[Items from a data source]
— Start —
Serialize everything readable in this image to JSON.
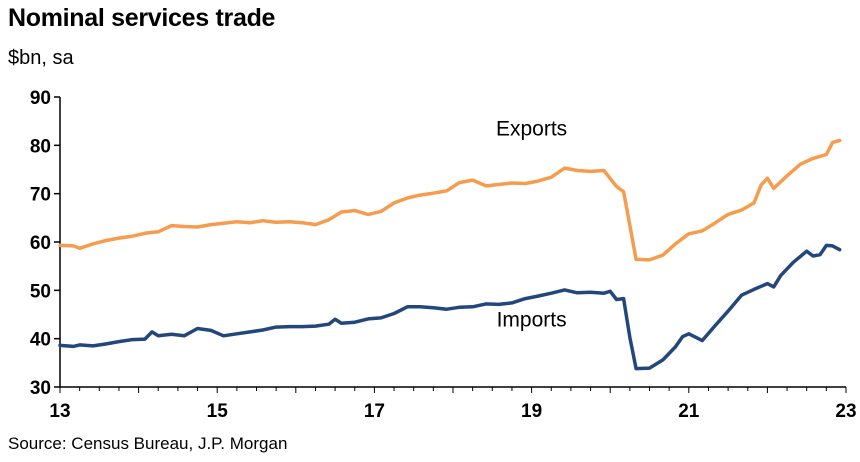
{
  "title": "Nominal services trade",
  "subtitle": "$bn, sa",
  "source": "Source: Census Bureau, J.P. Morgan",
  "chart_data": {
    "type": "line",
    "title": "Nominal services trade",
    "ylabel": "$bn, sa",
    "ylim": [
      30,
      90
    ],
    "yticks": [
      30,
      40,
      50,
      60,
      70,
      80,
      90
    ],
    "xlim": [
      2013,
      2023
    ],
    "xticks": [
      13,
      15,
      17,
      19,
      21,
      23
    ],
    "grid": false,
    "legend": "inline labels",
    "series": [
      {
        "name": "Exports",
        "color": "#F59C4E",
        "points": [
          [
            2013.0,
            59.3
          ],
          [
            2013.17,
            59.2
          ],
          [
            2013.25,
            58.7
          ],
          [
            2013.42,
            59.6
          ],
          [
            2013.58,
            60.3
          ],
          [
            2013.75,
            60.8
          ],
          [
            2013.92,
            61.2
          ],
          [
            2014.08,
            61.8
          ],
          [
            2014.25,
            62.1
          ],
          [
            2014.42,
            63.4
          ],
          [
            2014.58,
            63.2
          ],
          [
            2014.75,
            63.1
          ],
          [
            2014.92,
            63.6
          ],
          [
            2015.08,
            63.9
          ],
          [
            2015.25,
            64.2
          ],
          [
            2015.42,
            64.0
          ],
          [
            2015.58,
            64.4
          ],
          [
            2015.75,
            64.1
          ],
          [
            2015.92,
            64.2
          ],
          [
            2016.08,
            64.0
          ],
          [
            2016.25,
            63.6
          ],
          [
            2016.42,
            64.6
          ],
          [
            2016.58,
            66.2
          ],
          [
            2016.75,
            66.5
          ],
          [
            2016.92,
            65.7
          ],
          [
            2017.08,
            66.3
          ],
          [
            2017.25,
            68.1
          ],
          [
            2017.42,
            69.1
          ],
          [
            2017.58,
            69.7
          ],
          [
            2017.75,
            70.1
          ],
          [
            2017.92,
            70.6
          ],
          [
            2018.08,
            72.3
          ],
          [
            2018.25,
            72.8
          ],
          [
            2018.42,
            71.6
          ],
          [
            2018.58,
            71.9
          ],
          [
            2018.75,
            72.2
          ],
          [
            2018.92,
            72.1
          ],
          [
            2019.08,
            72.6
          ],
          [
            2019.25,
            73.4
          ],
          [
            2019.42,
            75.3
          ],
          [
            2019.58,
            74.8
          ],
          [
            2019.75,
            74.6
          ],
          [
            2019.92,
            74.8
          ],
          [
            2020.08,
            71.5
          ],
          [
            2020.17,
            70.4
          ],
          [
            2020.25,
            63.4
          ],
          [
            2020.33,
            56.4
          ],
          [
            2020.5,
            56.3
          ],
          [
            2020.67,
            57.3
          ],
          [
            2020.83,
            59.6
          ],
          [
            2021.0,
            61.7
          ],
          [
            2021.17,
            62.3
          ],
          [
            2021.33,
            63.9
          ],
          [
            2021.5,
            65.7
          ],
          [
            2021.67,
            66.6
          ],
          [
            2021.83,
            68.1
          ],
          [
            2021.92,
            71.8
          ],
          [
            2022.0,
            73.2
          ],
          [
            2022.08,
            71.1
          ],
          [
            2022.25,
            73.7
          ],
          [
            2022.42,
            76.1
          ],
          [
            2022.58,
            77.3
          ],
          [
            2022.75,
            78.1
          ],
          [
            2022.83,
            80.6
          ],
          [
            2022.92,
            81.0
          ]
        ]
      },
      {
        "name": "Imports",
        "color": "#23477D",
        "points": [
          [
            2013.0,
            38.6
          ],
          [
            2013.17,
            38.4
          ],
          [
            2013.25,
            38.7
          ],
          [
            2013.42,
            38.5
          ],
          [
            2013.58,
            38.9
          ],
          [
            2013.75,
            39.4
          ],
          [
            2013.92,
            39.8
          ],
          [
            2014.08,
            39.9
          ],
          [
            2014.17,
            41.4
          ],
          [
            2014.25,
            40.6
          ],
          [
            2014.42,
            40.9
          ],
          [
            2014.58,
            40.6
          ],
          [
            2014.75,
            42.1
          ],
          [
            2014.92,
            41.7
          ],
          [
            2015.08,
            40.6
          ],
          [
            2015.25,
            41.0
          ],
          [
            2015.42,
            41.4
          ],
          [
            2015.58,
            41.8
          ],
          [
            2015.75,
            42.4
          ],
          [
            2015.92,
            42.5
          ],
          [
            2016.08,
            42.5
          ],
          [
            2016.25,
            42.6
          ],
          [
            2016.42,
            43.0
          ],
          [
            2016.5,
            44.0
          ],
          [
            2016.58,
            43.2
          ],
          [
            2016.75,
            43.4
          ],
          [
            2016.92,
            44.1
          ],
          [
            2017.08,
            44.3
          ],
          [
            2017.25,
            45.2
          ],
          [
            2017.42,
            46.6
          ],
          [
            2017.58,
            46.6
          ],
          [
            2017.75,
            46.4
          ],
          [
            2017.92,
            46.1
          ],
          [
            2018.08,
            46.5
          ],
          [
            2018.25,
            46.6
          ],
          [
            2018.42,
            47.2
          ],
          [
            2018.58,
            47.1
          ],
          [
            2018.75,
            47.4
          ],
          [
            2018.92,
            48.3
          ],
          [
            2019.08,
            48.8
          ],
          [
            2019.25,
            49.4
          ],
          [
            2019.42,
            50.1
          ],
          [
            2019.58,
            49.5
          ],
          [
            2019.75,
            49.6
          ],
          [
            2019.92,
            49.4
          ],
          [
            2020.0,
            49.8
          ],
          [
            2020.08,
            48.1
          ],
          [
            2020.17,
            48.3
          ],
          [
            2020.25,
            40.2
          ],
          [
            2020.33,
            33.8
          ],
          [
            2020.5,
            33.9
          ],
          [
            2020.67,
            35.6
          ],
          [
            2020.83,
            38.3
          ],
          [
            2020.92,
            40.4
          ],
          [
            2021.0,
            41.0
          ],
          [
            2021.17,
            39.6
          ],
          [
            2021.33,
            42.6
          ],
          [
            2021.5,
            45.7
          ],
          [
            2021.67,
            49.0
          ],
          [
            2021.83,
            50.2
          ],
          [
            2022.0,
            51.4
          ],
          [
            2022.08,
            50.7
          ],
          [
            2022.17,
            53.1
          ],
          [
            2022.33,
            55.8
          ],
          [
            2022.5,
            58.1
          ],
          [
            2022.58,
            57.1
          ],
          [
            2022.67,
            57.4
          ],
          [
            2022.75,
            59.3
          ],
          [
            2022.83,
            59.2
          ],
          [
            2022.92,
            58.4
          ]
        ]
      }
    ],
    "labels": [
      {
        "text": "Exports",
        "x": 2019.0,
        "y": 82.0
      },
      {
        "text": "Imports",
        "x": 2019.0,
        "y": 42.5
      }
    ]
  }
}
— End —
DIRECTIVE »
Where a line contains the string "services", extract that line.

CORRECT ANSWER »
  "title": "Nominal services trade",
    "title": "Nominal services trade",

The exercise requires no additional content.